GIVEN TASK: From the listing that follows, output everything exactly except the pictures.
—————
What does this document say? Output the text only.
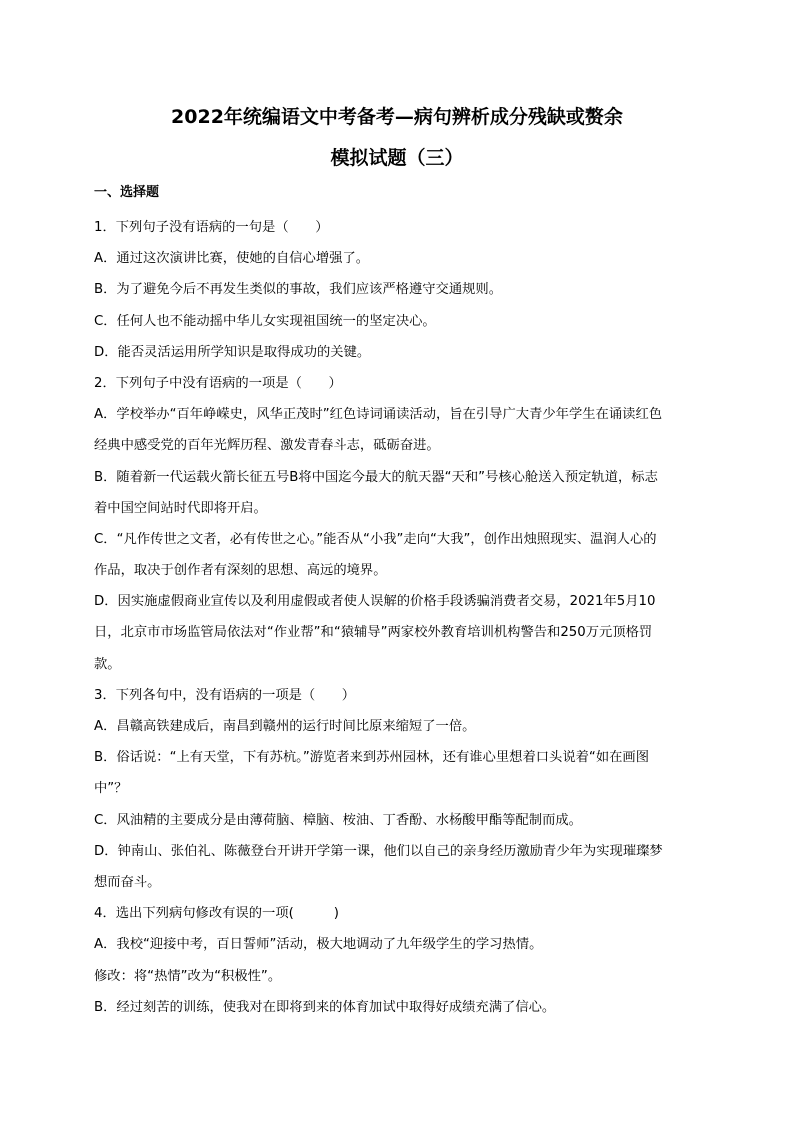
2022年统编语文中考备考—病句辨析成分残缺或赘余
模拟试题（三）
一、选择题
1．下列句子没有语病的一句是（　　）
A．通过这次演讲比赛，使她的自信心增强了。
B．为了避免今后不再发生类似的事故，我们应该严格遵守交通规则。
C．任何人也不能动摇中华儿女实现祖国统一的坚定决心。
D．能否灵活运用所学知识是取得成功的关键。
2．下列句子中没有语病的一项是（　　）
A．学校举办“百年峥嵘史，风华正茂时”红色诗词诵读活动，旨在引导广大青少年学生在诵读红色
经典中感受党的百年光辉历程、激发青春斗志，砥砺奋进。
B．随着新一代运载火箭长征五号B将中国迄今最大的航天器“天和”号核心舱送入预定轨道，标志
着中国空间站时代即将开启。
C．“凡作传世之文者，必有传世之心。”能否从“小我”走向“大我”，创作出烛照现实、温润人心的
作品，取决于创作者有深刻的思想、高远的境界。
D．因实施虚假商业宣传以及利用虚假或者使人误解的价格手段诱骗消费者交易，2021年5月10
日，北京市市场监管局依法对“作业帮”和“猿辅导”两家校外教育培训机构警告和250万元顶格罚
款。
3．下列各句中，没有语病的一项是（　　）
A．昌赣高铁建成后，南昌到赣州的运行时间比原来缩短了一倍。
B．俗话说：“上有天堂，下有苏杭。”游览者来到苏州园林，还有谁心里想着口头说着“如在画图
中”？
C．风油精的主要成分是由薄荷脑、樟脑、桉油、丁香酚、水杨酸甲酯等配制而成。
D．钟南山、张伯礼、陈薇登台开讲开学第一课，他们以自己的亲身经历激励青少年为实现璀璨梦
想而奋斗。
4．选出下列病句修改有误的一项(　　　)
A．我校“迎接中考，百日誓师”活动，极大地调动了九年级学生的学习热情。
修改：将“热情”改为“积极性”。
B．经过刻苦的训练，使我对在即将到来的体育加试中取得好成绩充满了信心。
—————
SOLUTION BELOW:
What does this document say? Output the text only.
2022年统编语文中考备考—病句辨析成分残缺或赘余
模拟试题（三）
一、选择题
1．下列句子没有语病的一句是（　　）
A．通过这次演讲比赛，使她的自信心增强了。
B．为了避免今后不再发生类似的事故，我们应该严格遵守交通规则。
C．任何人也不能动摇中华儿女实现祖国统一的坚定决心。
D．能否灵活运用所学知识是取得成功的关键。
2．下列句子中没有语病的一项是（　　）
A．学校举办“百年峥嵘史，风华正茂时”红色诗词诵读活动，旨在引导广大青少年学生在诵读红色
经典中感受党的百年光辉历程、激发青春斗志，砥砺奋进。
B．随着新一代运载火箭长征五号B将中国迄今最大的航天器“天和”号核心舱送入预定轨道，标志
着中国空间站时代即将开启。
C．“凡作传世之文者，必有传世之心。”能否从“小我”走向“大我”，创作出烛照现实、温润人心的
作品，取决于创作者有深刻的思想、高远的境界。
D．因实施虚假商业宣传以及利用虚假或者使人误解的价格手段诱骗消费者交易，2021年5月10
日，北京市市场监管局依法对“作业帮”和“猿辅导”两家校外教育培训机构警告和250万元顶格罚
款。
3．下列各句中，没有语病的一项是（　　）
A．昌赣高铁建成后，南昌到赣州的运行时间比原来缩短了一倍。
B．俗话说：“上有天堂，下有苏杭。”游览者来到苏州园林，还有谁心里想着口头说着“如在画图
中”？
C．风油精的主要成分是由薄荷脑、樟脑、桉油、丁香酚、水杨酸甲酯等配制而成。
D．钟南山、张伯礼、陈薇登台开讲开学第一课，他们以自己的亲身经历激励青少年为实现璀璨梦
想而奋斗。
4．选出下列病句修改有误的一项(　　　)
A．我校“迎接中考，百日誓师”活动，极大地调动了九年级学生的学习热情。
修改：将“热情”改为“积极性”。
B．经过刻苦的训练，使我对在即将到来的体育加试中取得好成绩充满了信心。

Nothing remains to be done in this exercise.